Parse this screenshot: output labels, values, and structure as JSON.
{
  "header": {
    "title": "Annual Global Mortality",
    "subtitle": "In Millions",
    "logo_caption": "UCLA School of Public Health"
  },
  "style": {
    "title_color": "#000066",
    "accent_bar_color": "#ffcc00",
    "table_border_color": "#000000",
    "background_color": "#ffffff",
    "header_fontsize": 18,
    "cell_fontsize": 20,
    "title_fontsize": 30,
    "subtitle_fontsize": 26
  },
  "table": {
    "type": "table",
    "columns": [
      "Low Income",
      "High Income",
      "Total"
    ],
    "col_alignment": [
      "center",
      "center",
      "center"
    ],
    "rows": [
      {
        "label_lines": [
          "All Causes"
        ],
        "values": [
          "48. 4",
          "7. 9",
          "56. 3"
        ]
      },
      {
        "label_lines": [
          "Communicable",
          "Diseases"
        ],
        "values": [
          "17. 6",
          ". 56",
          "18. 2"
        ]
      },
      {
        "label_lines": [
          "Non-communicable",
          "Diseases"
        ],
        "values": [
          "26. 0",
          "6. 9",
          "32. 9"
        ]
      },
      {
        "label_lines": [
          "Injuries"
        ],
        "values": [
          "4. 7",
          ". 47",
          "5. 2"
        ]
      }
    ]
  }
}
....
§ Written task: Every record above must be duplicated exactly.

§ Solution for this problem:
Parse this screenshot: output labels, values, and structure as JSON.
{
  "header": {
    "title": "Annual Global Mortality",
    "subtitle": "In Millions",
    "logo_caption": "UCLA School of Public Health"
  },
  "style": {
    "title_color": "#000066",
    "accent_bar_color": "#ffcc00",
    "table_border_color": "#000000",
    "background_color": "#ffffff",
    "header_fontsize": 18,
    "cell_fontsize": 20,
    "title_fontsize": 30,
    "subtitle_fontsize": 26
  },
  "table": {
    "type": "table",
    "columns": [
      "Low Income",
      "High Income",
      "Total"
    ],
    "col_alignment": [
      "center",
      "center",
      "center"
    ],
    "rows": [
      {
        "label_lines": [
          "All Causes"
        ],
        "values": [
          "48. 4",
          "7. 9",
          "56. 3"
        ]
      },
      {
        "label_lines": [
          "Communicable",
          "Diseases"
        ],
        "values": [
          "17. 6",
          ". 56",
          "18. 2"
        ]
      },
      {
        "label_lines": [
          "Non-communicable",
          "Diseases"
        ],
        "values": [
          "26. 0",
          "6. 9",
          "32. 9"
        ]
      },
      {
        "label_lines": [
          "Injuries"
        ],
        "values": [
          "4. 7",
          ". 47",
          "5. 2"
        ]
      }
    ]
  }
}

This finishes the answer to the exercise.